Exercise >> Copy every line of the records below that holds the word "JSON".

Raw records >>
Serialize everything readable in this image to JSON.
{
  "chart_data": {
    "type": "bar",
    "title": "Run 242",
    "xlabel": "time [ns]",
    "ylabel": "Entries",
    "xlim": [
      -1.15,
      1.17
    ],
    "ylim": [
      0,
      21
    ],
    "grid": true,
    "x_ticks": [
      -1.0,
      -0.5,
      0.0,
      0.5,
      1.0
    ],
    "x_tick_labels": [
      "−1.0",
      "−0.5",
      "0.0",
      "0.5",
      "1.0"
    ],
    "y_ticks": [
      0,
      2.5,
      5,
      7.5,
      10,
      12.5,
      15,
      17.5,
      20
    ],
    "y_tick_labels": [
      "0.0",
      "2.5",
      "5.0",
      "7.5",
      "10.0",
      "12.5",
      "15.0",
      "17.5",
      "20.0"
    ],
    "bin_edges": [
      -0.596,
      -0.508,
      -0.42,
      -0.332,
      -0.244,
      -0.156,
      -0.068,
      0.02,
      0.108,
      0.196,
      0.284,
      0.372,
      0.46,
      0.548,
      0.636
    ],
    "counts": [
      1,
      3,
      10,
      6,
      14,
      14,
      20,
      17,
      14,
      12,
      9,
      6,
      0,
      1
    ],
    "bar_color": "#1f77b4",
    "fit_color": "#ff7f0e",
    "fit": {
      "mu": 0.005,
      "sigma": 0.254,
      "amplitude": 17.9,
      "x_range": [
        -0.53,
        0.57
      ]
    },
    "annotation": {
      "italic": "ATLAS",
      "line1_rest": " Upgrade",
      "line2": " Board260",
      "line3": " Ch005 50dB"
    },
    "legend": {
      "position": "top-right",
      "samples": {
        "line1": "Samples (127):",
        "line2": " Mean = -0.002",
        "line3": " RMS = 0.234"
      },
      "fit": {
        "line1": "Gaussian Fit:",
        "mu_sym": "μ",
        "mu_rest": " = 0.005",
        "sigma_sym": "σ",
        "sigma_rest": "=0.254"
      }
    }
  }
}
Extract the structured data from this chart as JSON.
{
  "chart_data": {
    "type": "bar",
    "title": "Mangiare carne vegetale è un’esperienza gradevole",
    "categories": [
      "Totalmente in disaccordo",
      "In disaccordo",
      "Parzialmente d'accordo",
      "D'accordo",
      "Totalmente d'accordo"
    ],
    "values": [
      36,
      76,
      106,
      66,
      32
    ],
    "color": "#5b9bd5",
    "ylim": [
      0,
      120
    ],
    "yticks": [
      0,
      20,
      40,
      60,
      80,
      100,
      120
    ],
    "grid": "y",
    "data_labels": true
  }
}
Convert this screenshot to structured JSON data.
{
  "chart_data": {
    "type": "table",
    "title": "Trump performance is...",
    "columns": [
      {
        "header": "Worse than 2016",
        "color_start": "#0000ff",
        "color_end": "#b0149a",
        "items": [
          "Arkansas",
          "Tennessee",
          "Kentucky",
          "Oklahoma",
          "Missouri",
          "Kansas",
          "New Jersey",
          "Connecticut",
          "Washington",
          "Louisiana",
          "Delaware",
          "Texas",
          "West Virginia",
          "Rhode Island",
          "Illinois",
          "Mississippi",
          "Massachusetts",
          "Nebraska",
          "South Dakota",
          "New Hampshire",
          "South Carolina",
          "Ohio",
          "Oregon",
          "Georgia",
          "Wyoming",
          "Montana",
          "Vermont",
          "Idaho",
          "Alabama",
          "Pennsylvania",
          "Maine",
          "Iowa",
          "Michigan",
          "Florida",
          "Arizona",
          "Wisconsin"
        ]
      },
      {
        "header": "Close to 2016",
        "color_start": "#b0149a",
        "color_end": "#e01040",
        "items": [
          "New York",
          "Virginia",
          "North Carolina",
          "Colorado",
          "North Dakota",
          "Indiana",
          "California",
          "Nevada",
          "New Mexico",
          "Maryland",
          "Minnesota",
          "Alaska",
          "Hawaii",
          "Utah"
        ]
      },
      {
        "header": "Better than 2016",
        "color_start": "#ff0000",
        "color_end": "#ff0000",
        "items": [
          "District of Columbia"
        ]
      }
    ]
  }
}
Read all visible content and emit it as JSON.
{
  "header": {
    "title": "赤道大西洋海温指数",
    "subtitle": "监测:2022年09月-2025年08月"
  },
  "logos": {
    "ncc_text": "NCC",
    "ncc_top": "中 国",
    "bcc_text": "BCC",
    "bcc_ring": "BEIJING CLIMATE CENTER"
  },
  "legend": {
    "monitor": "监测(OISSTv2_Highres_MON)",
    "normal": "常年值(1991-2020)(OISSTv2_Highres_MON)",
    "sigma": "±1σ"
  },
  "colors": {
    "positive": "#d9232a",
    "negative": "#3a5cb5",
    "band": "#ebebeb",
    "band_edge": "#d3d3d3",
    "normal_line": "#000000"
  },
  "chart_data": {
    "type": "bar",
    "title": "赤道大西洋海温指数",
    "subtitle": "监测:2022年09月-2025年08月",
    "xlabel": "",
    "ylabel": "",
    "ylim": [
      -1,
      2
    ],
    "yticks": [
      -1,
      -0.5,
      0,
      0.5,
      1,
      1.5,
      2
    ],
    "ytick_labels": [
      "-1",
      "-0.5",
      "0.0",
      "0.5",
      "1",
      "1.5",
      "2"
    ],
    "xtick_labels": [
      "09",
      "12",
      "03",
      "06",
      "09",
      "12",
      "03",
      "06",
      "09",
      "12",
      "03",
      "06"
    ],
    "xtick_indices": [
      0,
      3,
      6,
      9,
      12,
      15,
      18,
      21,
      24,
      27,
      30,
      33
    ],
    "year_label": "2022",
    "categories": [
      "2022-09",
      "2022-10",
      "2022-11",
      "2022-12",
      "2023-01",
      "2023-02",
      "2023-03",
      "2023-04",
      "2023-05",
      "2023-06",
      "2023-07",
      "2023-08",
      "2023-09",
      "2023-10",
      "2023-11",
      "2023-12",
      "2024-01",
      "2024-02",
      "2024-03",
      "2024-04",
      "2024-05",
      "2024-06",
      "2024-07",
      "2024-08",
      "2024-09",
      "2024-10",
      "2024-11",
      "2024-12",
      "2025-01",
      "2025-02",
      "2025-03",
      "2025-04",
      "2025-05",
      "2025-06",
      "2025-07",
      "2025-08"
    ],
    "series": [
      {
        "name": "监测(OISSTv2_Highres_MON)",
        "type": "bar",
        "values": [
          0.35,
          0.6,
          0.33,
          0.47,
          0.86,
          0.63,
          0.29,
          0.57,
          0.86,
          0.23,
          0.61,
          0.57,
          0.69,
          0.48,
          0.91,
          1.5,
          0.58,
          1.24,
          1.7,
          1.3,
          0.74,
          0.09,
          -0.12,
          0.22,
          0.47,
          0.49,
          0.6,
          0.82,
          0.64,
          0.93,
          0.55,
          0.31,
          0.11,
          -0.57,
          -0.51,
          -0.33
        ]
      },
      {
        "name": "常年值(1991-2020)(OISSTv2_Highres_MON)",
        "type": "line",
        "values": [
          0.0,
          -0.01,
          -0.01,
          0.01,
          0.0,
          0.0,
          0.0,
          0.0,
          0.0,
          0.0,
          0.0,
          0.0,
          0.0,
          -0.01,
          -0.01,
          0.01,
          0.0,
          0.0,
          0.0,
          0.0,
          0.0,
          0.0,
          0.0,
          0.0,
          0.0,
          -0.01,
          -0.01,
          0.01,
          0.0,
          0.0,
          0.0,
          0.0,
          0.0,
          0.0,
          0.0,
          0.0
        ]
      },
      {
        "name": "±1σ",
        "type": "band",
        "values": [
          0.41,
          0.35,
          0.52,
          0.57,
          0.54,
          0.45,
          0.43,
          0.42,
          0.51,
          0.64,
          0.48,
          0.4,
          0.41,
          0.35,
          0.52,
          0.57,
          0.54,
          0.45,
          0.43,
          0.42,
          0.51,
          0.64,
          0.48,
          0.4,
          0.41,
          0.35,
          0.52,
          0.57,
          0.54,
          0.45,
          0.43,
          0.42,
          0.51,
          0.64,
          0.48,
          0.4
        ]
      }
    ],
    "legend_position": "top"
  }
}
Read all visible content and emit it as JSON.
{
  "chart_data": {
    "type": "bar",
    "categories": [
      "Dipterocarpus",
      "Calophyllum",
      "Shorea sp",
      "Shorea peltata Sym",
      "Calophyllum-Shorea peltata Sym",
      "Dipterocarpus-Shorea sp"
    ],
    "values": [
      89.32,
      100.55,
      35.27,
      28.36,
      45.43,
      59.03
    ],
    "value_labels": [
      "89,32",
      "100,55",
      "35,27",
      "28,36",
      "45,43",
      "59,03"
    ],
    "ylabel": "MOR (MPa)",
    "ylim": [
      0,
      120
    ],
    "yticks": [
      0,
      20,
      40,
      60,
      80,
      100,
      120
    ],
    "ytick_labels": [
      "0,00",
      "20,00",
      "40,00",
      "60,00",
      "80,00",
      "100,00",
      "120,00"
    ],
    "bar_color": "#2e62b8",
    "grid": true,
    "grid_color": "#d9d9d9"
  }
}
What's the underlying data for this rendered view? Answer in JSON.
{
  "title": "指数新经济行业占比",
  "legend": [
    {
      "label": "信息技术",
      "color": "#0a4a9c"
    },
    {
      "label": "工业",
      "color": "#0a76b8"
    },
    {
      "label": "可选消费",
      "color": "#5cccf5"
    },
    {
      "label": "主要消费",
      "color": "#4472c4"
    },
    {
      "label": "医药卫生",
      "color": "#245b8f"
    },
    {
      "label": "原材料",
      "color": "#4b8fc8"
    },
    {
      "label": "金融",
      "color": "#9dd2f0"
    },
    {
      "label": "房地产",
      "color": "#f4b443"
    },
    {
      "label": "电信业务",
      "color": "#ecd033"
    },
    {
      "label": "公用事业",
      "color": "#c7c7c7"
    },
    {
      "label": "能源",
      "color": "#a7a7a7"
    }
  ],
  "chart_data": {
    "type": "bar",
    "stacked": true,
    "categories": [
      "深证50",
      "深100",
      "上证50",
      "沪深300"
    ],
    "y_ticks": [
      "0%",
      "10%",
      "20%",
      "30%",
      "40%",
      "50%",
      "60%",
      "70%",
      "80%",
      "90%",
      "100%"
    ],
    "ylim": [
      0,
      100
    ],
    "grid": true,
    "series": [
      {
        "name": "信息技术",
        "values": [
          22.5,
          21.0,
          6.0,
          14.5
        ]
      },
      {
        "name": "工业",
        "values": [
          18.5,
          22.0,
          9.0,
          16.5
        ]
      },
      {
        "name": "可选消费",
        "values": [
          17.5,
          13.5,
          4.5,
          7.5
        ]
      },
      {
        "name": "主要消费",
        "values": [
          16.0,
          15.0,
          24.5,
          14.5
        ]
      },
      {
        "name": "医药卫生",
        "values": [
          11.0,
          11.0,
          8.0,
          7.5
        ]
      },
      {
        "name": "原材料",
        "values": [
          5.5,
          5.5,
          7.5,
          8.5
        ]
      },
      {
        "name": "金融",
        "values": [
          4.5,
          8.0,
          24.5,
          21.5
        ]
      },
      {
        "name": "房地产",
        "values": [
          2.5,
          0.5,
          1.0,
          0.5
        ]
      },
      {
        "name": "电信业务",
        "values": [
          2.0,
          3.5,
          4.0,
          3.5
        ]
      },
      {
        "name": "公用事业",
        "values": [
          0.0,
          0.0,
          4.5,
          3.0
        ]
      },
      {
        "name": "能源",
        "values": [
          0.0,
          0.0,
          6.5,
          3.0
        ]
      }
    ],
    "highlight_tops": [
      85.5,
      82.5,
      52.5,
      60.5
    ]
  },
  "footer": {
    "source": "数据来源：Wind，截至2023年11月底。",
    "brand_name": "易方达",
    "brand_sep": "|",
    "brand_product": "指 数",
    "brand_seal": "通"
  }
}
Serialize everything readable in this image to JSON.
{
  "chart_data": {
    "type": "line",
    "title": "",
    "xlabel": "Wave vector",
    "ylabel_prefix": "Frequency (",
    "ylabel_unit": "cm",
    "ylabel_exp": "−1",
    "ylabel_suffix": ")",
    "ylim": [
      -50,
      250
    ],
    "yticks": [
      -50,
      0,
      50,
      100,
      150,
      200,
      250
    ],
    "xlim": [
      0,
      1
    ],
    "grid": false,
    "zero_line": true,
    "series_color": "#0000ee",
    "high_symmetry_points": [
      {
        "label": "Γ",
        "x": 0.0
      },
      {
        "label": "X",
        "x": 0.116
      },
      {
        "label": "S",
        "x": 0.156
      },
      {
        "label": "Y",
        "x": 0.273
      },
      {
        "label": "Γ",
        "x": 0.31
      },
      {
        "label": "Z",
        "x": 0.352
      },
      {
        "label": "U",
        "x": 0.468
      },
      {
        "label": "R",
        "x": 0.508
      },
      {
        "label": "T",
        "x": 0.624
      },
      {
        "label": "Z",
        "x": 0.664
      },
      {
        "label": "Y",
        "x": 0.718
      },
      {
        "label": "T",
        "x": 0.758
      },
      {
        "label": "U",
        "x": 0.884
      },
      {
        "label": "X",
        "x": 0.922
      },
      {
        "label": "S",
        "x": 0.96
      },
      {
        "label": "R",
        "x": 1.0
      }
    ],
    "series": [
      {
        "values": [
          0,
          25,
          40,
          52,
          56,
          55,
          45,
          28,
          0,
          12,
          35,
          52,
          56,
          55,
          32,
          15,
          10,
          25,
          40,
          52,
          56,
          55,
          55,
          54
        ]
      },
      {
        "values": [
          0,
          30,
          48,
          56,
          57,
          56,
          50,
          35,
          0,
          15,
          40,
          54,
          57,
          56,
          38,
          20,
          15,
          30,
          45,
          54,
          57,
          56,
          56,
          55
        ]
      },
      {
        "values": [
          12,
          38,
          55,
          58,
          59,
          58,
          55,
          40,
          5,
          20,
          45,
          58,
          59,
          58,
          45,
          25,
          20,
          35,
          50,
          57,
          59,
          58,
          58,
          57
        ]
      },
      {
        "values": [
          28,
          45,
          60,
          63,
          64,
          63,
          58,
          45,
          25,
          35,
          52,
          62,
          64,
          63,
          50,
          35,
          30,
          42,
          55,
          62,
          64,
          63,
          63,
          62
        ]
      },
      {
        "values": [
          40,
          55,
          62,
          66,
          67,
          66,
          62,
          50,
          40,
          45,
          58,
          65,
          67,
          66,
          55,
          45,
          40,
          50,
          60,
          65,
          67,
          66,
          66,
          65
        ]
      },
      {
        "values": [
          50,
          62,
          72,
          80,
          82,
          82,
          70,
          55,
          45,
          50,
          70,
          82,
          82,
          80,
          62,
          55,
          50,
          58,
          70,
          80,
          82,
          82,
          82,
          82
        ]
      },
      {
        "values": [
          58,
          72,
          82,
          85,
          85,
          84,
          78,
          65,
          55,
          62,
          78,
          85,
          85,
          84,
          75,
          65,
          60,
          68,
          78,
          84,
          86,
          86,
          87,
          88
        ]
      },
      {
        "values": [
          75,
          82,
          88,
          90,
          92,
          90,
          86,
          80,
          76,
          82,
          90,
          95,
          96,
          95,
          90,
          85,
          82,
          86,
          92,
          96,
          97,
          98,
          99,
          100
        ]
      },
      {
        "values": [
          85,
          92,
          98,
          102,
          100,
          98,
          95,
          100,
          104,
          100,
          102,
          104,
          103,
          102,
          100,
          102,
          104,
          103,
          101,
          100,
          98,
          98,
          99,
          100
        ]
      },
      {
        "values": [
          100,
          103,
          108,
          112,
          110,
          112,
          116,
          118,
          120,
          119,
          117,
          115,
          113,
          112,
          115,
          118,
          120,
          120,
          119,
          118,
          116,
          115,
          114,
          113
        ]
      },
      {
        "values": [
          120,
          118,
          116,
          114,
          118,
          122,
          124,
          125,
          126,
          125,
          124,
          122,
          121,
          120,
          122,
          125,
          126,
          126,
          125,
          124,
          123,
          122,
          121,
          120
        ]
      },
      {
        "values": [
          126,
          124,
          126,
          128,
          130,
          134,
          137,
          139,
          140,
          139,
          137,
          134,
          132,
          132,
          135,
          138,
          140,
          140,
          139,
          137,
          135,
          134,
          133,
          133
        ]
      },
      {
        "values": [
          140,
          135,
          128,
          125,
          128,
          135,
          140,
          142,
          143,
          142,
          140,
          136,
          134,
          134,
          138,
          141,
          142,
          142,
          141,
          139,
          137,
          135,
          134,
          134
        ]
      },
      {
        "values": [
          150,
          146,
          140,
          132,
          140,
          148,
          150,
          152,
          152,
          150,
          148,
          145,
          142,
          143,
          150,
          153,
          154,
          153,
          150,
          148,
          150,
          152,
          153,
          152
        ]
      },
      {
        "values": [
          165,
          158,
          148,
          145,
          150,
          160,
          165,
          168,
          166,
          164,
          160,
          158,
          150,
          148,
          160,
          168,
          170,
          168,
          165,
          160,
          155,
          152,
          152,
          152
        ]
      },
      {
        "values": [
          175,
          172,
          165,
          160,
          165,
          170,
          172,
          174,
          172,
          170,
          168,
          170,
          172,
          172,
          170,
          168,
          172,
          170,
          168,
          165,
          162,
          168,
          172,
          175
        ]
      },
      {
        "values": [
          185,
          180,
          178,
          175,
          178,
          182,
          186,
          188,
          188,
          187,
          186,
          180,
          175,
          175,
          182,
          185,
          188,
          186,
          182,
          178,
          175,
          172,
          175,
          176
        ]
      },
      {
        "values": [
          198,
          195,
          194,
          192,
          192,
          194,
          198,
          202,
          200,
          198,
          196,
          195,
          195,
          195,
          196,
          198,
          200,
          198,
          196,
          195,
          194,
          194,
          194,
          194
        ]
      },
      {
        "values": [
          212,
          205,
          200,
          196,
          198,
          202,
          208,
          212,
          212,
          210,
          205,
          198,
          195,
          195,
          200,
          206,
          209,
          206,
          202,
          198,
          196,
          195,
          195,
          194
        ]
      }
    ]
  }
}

Answer >>
Serialize everything readable in this image to JSON.
Extract the structured data from this chart as JSON.
Convert this screenshot to structured JSON data.
Read all visible content and emit it as JSON.
Read all visible content and emit it as JSON.
What's the underlying data for this rendered view? Answer in JSON.
Serialize everything readable in this image to JSON.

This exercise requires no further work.